▶ _Task brief_
Output the full listing below exactly, without the pictures.

▶ _Given entries_

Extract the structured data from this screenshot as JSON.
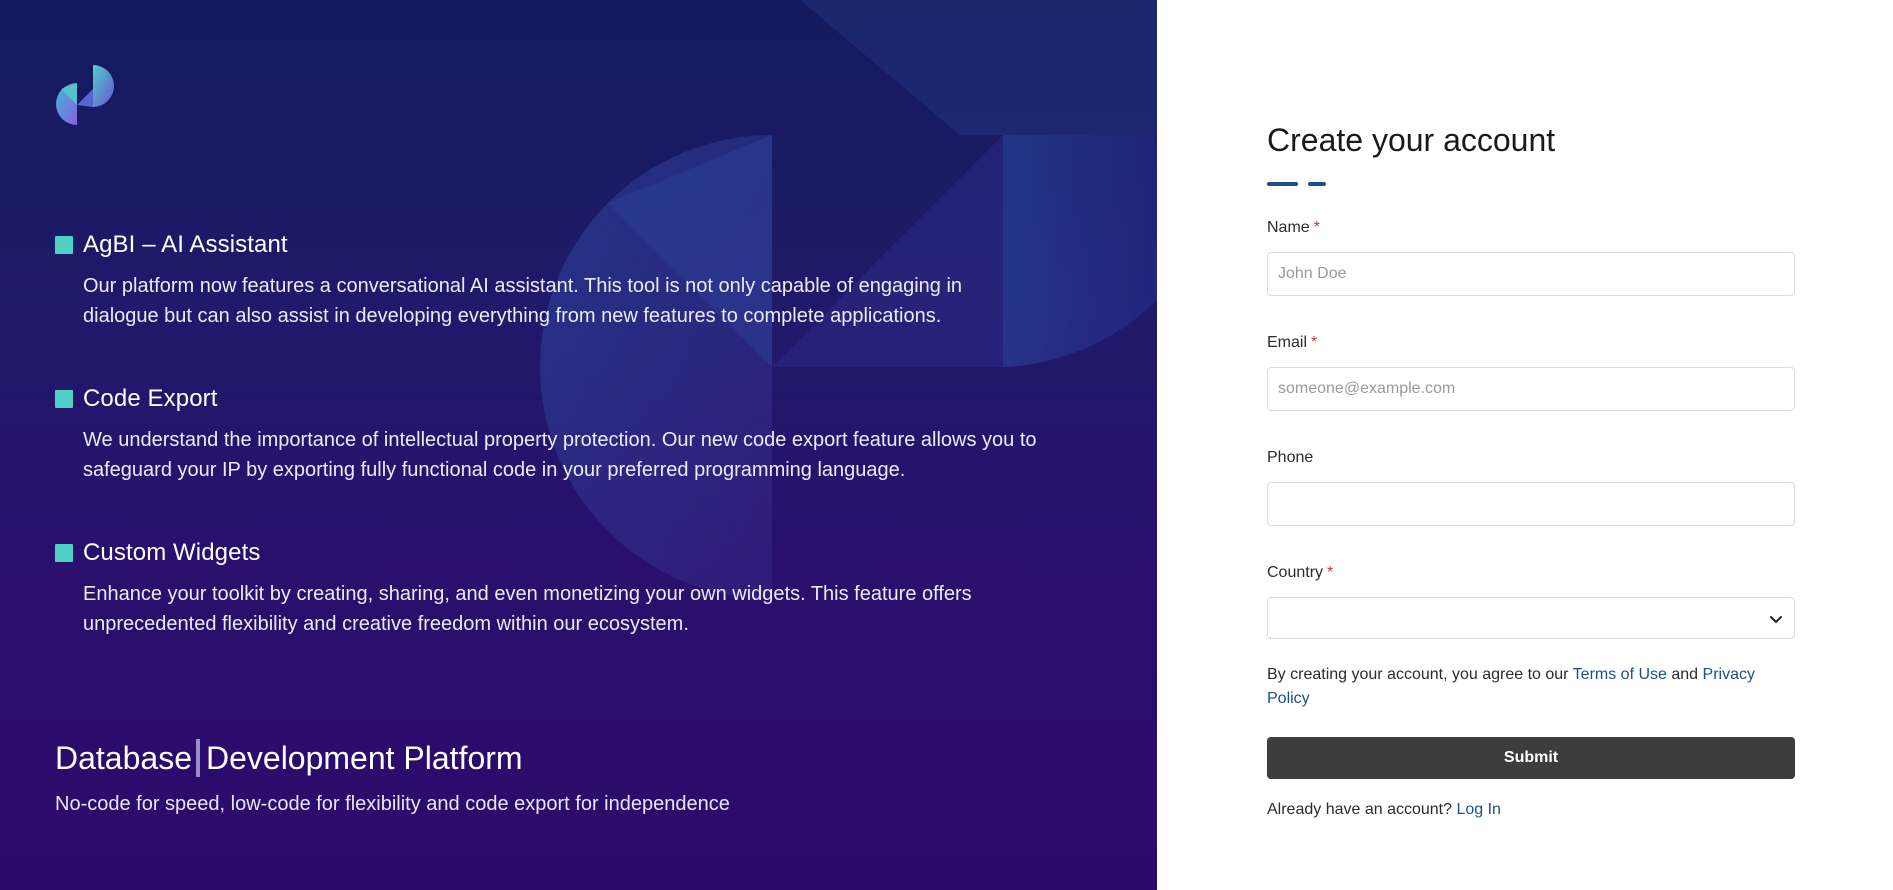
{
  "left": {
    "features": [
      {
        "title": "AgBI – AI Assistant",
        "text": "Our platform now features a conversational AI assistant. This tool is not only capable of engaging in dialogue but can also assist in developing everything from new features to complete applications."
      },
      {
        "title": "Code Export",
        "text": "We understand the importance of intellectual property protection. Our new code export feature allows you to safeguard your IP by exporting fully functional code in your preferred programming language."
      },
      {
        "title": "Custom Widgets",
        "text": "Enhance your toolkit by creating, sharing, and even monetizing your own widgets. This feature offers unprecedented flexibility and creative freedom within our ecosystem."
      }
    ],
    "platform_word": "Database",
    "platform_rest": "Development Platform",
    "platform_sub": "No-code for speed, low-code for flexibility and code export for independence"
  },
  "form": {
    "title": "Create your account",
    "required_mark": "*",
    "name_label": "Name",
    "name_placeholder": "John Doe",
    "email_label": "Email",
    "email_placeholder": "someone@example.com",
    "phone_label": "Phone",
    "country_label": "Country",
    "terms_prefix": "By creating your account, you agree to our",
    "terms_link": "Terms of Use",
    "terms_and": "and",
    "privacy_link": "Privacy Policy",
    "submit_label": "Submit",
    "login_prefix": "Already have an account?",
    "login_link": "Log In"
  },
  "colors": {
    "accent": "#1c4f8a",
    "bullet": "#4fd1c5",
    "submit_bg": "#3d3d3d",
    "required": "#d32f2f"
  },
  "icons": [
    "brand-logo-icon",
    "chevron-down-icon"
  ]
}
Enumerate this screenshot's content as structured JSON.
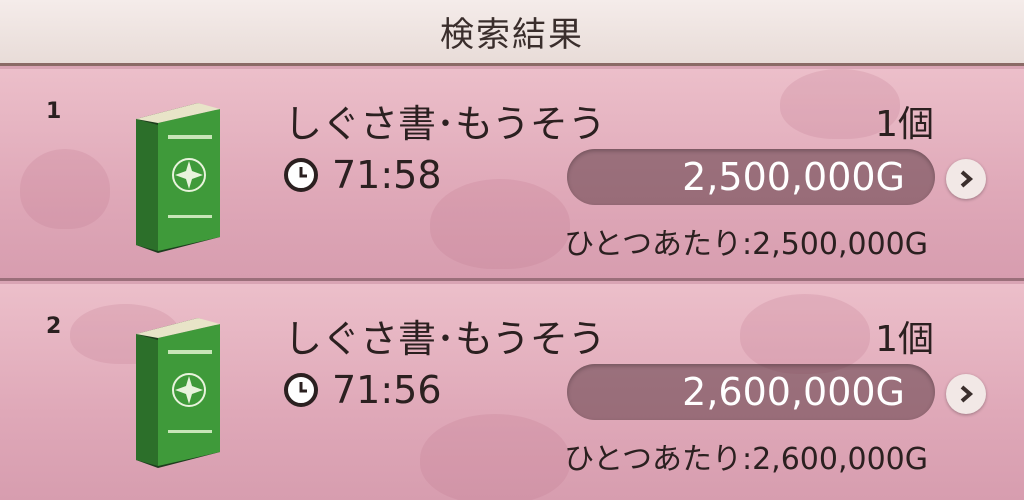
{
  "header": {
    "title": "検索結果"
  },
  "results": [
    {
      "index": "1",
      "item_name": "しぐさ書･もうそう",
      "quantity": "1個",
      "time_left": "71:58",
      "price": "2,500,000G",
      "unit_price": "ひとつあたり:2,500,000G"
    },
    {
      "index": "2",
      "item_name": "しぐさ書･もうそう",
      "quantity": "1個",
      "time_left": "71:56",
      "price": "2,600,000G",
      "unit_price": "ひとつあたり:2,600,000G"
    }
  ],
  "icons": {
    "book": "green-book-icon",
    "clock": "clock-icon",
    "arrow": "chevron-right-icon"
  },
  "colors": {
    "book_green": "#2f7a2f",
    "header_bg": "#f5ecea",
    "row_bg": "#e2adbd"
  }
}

▶ _Finished answer_
Extract the structured data from this screenshot as JSON.
{
  "left": {
    "features": [
      {
        "title": "AgBI – AI Assistant",
        "text": "Our platform now features a conversational AI assistant. This tool is not only capable of engaging in dialogue but can also assist in developing everything from new features to complete applications."
      },
      {
        "title": "Code Export",
        "text": "We understand the importance of intellectual property protection. Our new code export feature allows you to safeguard your IP by exporting fully functional code in your preferred programming language."
      },
      {
        "title": "Custom Widgets",
        "text": "Enhance your toolkit by creating, sharing, and even monetizing your own widgets. This feature offers unprecedented flexibility and creative freedom within our ecosystem."
      }
    ],
    "platform_word": "Database",
    "platform_rest": "Development Platform",
    "platform_sub": "No-code for speed, low-code for flexibility and code export for independence"
  },
  "form": {
    "title": "Create your account",
    "required_mark": "*",
    "name_label": "Name",
    "name_placeholder": "John Doe",
    "email_label": "Email",
    "email_placeholder": "someone@example.com",
    "phone_label": "Phone",
    "country_label": "Country",
    "terms_prefix": "By creating your account, you agree to our",
    "terms_link": "Terms of Use",
    "terms_and": "and",
    "privacy_link": "Privacy Policy",
    "submit_label": "Submit",
    "login_prefix": "Already have an account?",
    "login_link": "Log In"
  },
  "colors": {
    "accent": "#1c4f8a",
    "bullet": "#4fd1c5",
    "submit_bg": "#3d3d3d",
    "required": "#d32f2f"
  },
  "icons": [
    "brand-logo-icon",
    "chevron-down-icon"
  ]
}
Enumerate this screenshot's content as structured JSON.
{
  "header": {
    "title": "検索結果"
  },
  "results": [
    {
      "index": "1",
      "item_name": "しぐさ書･もうそう",
      "quantity": "1個",
      "time_left": "71:58",
      "price": "2,500,000G",
      "unit_price": "ひとつあたり:2,500,000G"
    },
    {
      "index": "2",
      "item_name": "しぐさ書･もうそう",
      "quantity": "1個",
      "time_left": "71:56",
      "price": "2,600,000G",
      "unit_price": "ひとつあたり:2,600,000G"
    }
  ],
  "icons": {
    "book": "green-book-icon",
    "clock": "clock-icon",
    "arrow": "chevron-right-icon"
  },
  "colors": {
    "book_green": "#2f7a2f",
    "header_bg": "#f5ecea",
    "row_bg": "#e2adbd"
  }
}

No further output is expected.